## START RECORDS SHOWN
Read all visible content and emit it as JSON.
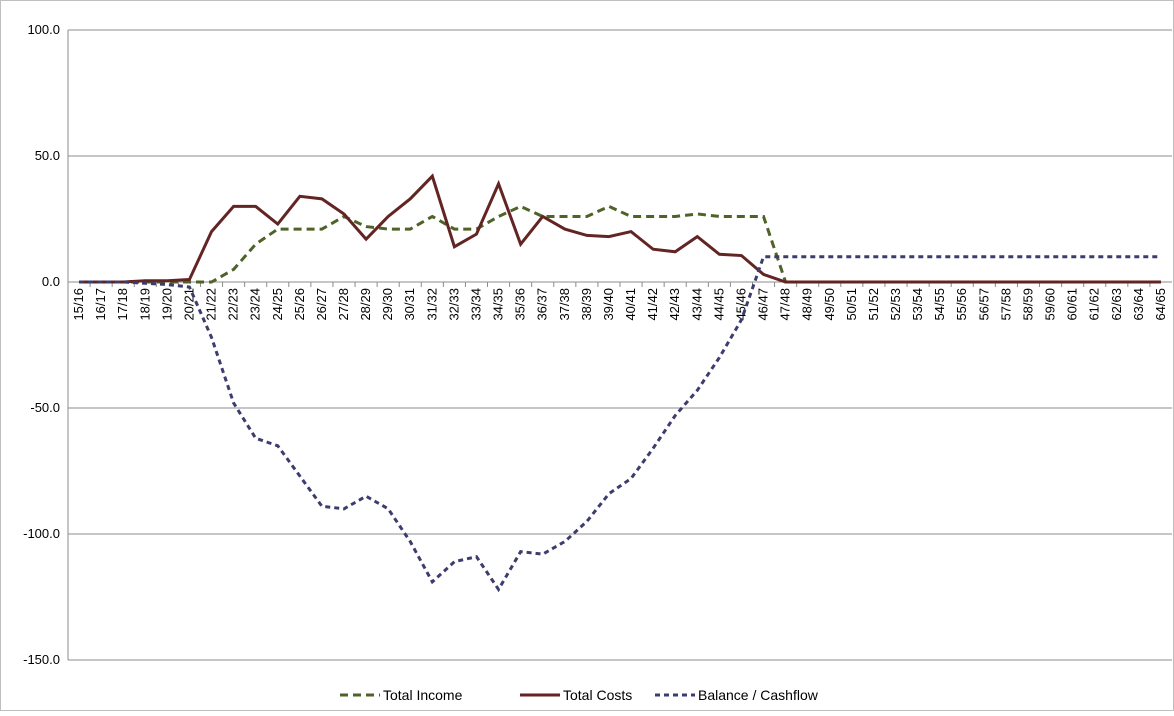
{
  "chart_data": {
    "type": "line",
    "categories": [
      "15/16",
      "16/17",
      "17/18",
      "18/19",
      "19/20",
      "20/21",
      "21/22",
      "22/23",
      "23/24",
      "24/25",
      "25/26",
      "26/27",
      "27/28",
      "28/29",
      "29/30",
      "30/31",
      "31/32",
      "32/33",
      "33/34",
      "34/35",
      "35/36",
      "36/37",
      "37/38",
      "38/39",
      "39/40",
      "40/41",
      "41/42",
      "42/43",
      "43/44",
      "44/45",
      "45/46",
      "46/47",
      "47/48",
      "48/49",
      "49/50",
      "50/51",
      "51/52",
      "52/53",
      "53/54",
      "54/55",
      "55/56",
      "56/57",
      "57/58",
      "58/59",
      "59/60",
      "60/61",
      "61/62",
      "62/63",
      "63/64",
      "64/65"
    ],
    "series": [
      {
        "name": "Total Income",
        "color": "#4f6228",
        "dash": "8,5",
        "values": [
          0,
          0,
          0,
          0,
          0,
          0,
          0,
          5,
          15,
          21,
          21,
          21,
          26,
          22,
          21,
          21,
          26,
          21,
          21,
          26,
          30,
          26,
          26,
          26,
          30,
          26,
          26,
          26,
          27,
          26,
          26,
          26,
          0,
          0,
          0,
          0,
          0,
          0,
          0,
          0,
          0,
          0,
          0,
          0,
          0,
          0,
          0,
          0,
          0,
          0
        ]
      },
      {
        "name": "Total Costs",
        "color": "#632523",
        "dash": "none",
        "values": [
          0,
          0,
          0,
          0.5,
          0.5,
          1,
          20,
          30,
          30,
          23,
          34,
          33,
          27,
          17,
          26,
          33,
          42,
          14,
          19,
          39,
          15,
          26,
          21,
          18.5,
          18,
          20,
          13,
          12,
          18,
          11,
          10.5,
          3,
          0,
          0,
          0,
          0,
          0,
          0,
          0,
          0,
          0,
          0,
          0,
          0,
          0,
          0,
          0,
          0,
          0,
          0
        ]
      },
      {
        "name": "Balance / Cashflow",
        "color": "#3c3c6e",
        "dash": "5,4",
        "values": [
          0,
          0,
          0,
          -0.5,
          -1,
          -2,
          -22,
          -48,
          -62,
          -65,
          -77,
          -89,
          -90,
          -85,
          -90,
          -103,
          -119,
          -111,
          -109,
          -122,
          -107,
          -108,
          -103,
          -95,
          -84,
          -78,
          -66,
          -53,
          -43,
          -30,
          -15,
          10,
          10,
          10,
          10,
          10,
          10,
          10,
          10,
          10,
          10,
          10,
          10,
          10,
          10,
          10,
          10,
          10,
          10,
          10
        ]
      }
    ],
    "ylim": [
      -150,
      100
    ],
    "yticks": [
      {
        "value": -150,
        "label": "-150.0"
      },
      {
        "value": -100,
        "label": "-100.0"
      },
      {
        "value": -50,
        "label": "-50.0"
      },
      {
        "value": 0,
        "label": "0.0"
      },
      {
        "value": 50,
        "label": "50.0"
      },
      {
        "value": 100,
        "label": "100.0"
      }
    ],
    "grid": true,
    "legend": "bottom"
  }
}
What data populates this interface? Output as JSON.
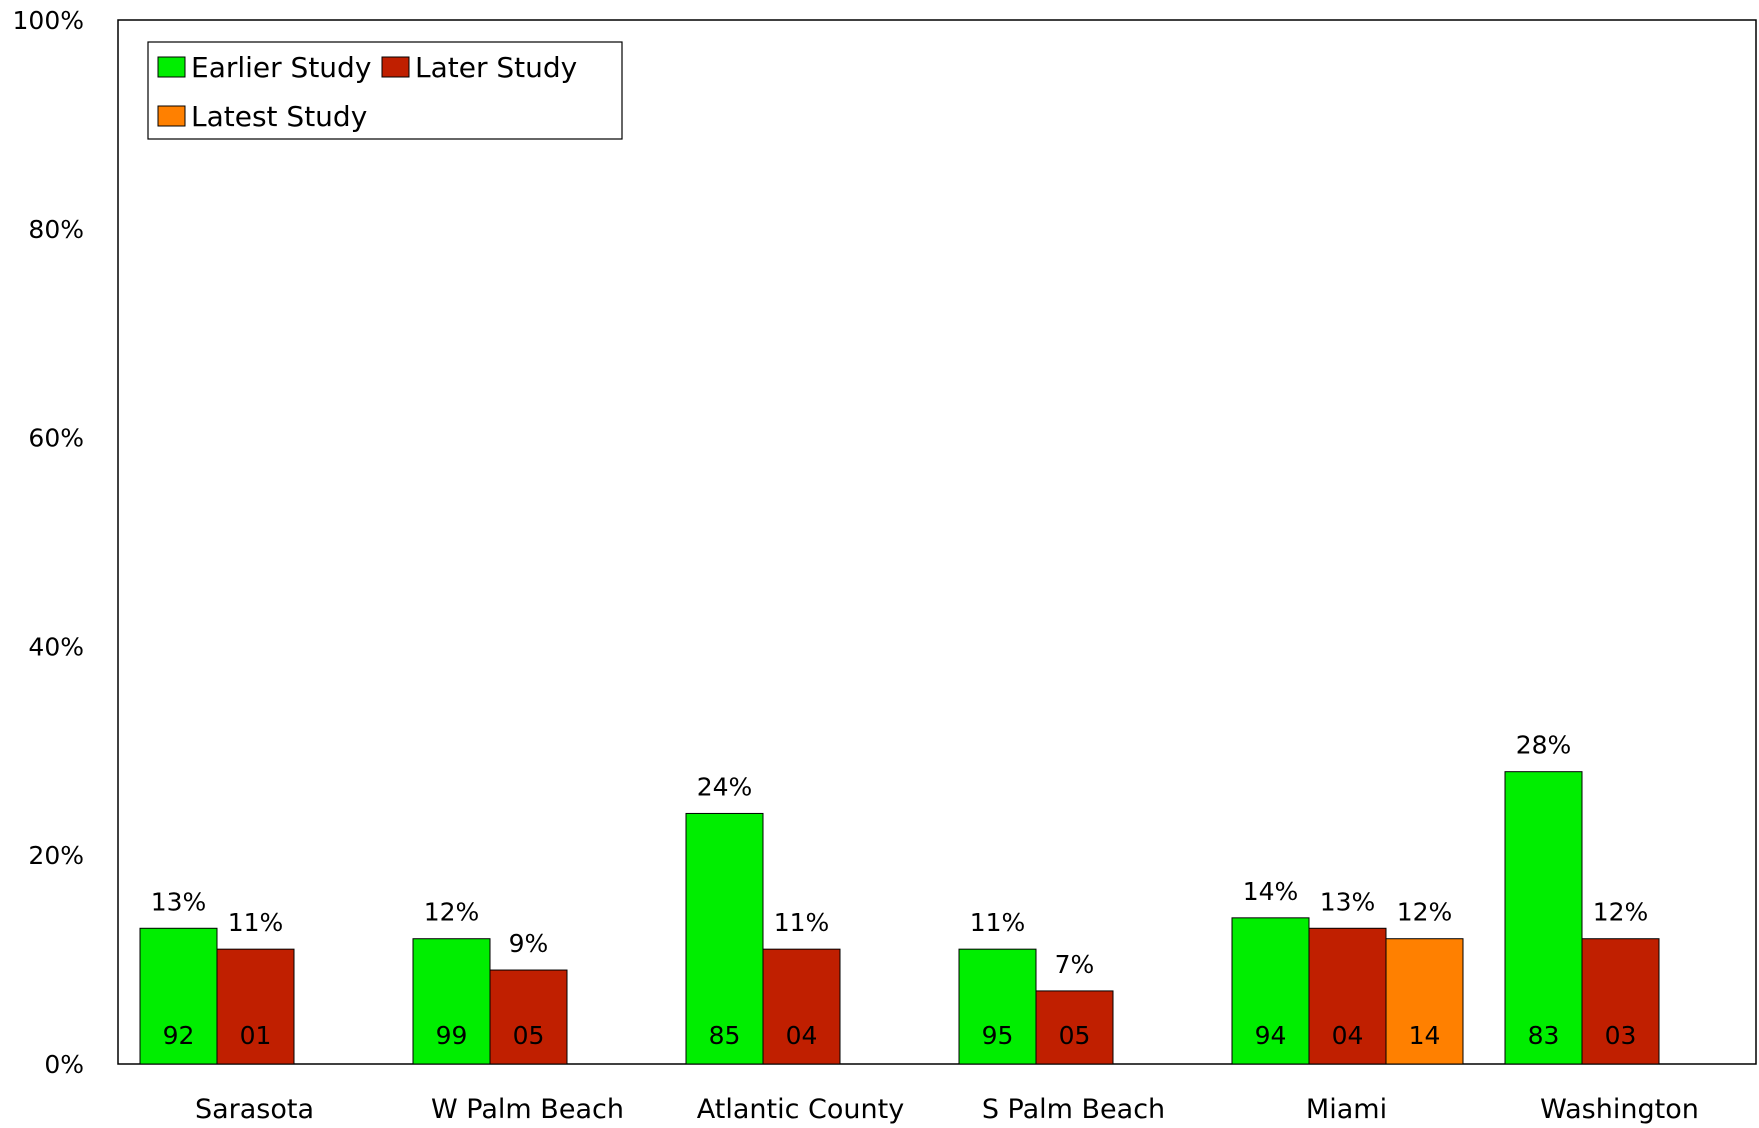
{
  "chart_data": {
    "type": "bar",
    "title": "",
    "xlabel": "",
    "ylabel": "",
    "ylim": [
      0,
      100
    ],
    "yticks": [
      "0%",
      "20%",
      "40%",
      "60%",
      "80%",
      "100%"
    ],
    "grid": false,
    "legend_position": "top-left",
    "categories": [
      "Sarasota",
      "W Palm Beach",
      "Atlantic County",
      "S Palm Beach",
      "Miami",
      "Washington"
    ],
    "series": [
      {
        "name": "Earlier Study",
        "color": "#00ee00",
        "values": [
          13,
          12,
          24,
          11,
          14,
          28
        ],
        "value_labels": [
          "13%",
          "12%",
          "24%",
          "11%",
          "14%",
          "28%"
        ],
        "inner_labels": [
          "92",
          "99",
          "85",
          "95",
          "94",
          "83"
        ]
      },
      {
        "name": "Later Study",
        "color": "#c01f00",
        "values": [
          11,
          9,
          11,
          7,
          13,
          12
        ],
        "value_labels": [
          "11%",
          "9%",
          "11%",
          "7%",
          "13%",
          "12%"
        ],
        "inner_labels": [
          "01",
          "05",
          "04",
          "05",
          "04",
          "03"
        ]
      },
      {
        "name": "Latest Study",
        "color": "#ff8000",
        "values": [
          null,
          null,
          null,
          null,
          12,
          null
        ],
        "value_labels": [
          null,
          null,
          null,
          null,
          "12%",
          null
        ],
        "inner_labels": [
          null,
          null,
          null,
          null,
          "14",
          null
        ]
      }
    ]
  }
}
## END RECORDS SHOWN
**TASK DETAILS**
Print each entry shown above with exact wording and no pictures.

**RESPONSE TO THIS EXERCISE**
Read all visible content and emit it as JSON.
{
  "chart_data": {
    "type": "line",
    "categories": [
      "15/16",
      "16/17",
      "17/18",
      "18/19",
      "19/20",
      "20/21",
      "21/22",
      "22/23",
      "23/24",
      "24/25",
      "25/26",
      "26/27",
      "27/28",
      "28/29",
      "29/30",
      "30/31",
      "31/32",
      "32/33",
      "33/34",
      "34/35",
      "35/36",
      "36/37",
      "37/38",
      "38/39",
      "39/40",
      "40/41",
      "41/42",
      "42/43",
      "43/44",
      "44/45",
      "45/46",
      "46/47",
      "47/48",
      "48/49",
      "49/50",
      "50/51",
      "51/52",
      "52/53",
      "53/54",
      "54/55",
      "55/56",
      "56/57",
      "57/58",
      "58/59",
      "59/60",
      "60/61",
      "61/62",
      "62/63",
      "63/64",
      "64/65"
    ],
    "series": [
      {
        "name": "Total Income",
        "color": "#4f6228",
        "dash": "8,5",
        "values": [
          0,
          0,
          0,
          0,
          0,
          0,
          0,
          5,
          15,
          21,
          21,
          21,
          26,
          22,
          21,
          21,
          26,
          21,
          21,
          26,
          30,
          26,
          26,
          26,
          30,
          26,
          26,
          26,
          27,
          26,
          26,
          26,
          0,
          0,
          0,
          0,
          0,
          0,
          0,
          0,
          0,
          0,
          0,
          0,
          0,
          0,
          0,
          0,
          0,
          0
        ]
      },
      {
        "name": "Total Costs",
        "color": "#632523",
        "dash": "none",
        "values": [
          0,
          0,
          0,
          0.5,
          0.5,
          1,
          20,
          30,
          30,
          23,
          34,
          33,
          27,
          17,
          26,
          33,
          42,
          14,
          19,
          39,
          15,
          26,
          21,
          18.5,
          18,
          20,
          13,
          12,
          18,
          11,
          10.5,
          3,
          0,
          0,
          0,
          0,
          0,
          0,
          0,
          0,
          0,
          0,
          0,
          0,
          0,
          0,
          0,
          0,
          0,
          0
        ]
      },
      {
        "name": "Balance / Cashflow",
        "color": "#3c3c6e",
        "dash": "5,4",
        "values": [
          0,
          0,
          0,
          -0.5,
          -1,
          -2,
          -22,
          -48,
          -62,
          -65,
          -77,
          -89,
          -90,
          -85,
          -90,
          -103,
          -119,
          -111,
          -109,
          -122,
          -107,
          -108,
          -103,
          -95,
          -84,
          -78,
          -66,
          -53,
          -43,
          -30,
          -15,
          10,
          10,
          10,
          10,
          10,
          10,
          10,
          10,
          10,
          10,
          10,
          10,
          10,
          10,
          10,
          10,
          10,
          10,
          10
        ]
      }
    ],
    "ylim": [
      -150,
      100
    ],
    "yticks": [
      {
        "value": -150,
        "label": "-150.0"
      },
      {
        "value": -100,
        "label": "-100.0"
      },
      {
        "value": -50,
        "label": "-50.0"
      },
      {
        "value": 0,
        "label": "0.0"
      },
      {
        "value": 50,
        "label": "50.0"
      },
      {
        "value": 100,
        "label": "100.0"
      }
    ],
    "grid": true,
    "legend": "bottom"
  }
}
What data populates this interface? Output as JSON.
{
  "chart_data": {
    "type": "bar",
    "title": "",
    "xlabel": "",
    "ylabel": "",
    "ylim": [
      0,
      100
    ],
    "yticks": [
      "0%",
      "20%",
      "40%",
      "60%",
      "80%",
      "100%"
    ],
    "grid": false,
    "legend_position": "top-left",
    "categories": [
      "Sarasota",
      "W Palm Beach",
      "Atlantic County",
      "S Palm Beach",
      "Miami",
      "Washington"
    ],
    "series": [
      {
        "name": "Earlier Study",
        "color": "#00ee00",
        "values": [
          13,
          12,
          24,
          11,
          14,
          28
        ],
        "value_labels": [
          "13%",
          "12%",
          "24%",
          "11%",
          "14%",
          "28%"
        ],
        "inner_labels": [
          "92",
          "99",
          "85",
          "95",
          "94",
          "83"
        ]
      },
      {
        "name": "Later Study",
        "color": "#c01f00",
        "values": [
          11,
          9,
          11,
          7,
          13,
          12
        ],
        "value_labels": [
          "11%",
          "9%",
          "11%",
          "7%",
          "13%",
          "12%"
        ],
        "inner_labels": [
          "01",
          "05",
          "04",
          "05",
          "04",
          "03"
        ]
      },
      {
        "name": "Latest Study",
        "color": "#ff8000",
        "values": [
          null,
          null,
          null,
          null,
          12,
          null
        ],
        "value_labels": [
          null,
          null,
          null,
          null,
          "12%",
          null
        ],
        "inner_labels": [
          null,
          null,
          null,
          null,
          "14",
          null
        ]
      }
    ]
  }
}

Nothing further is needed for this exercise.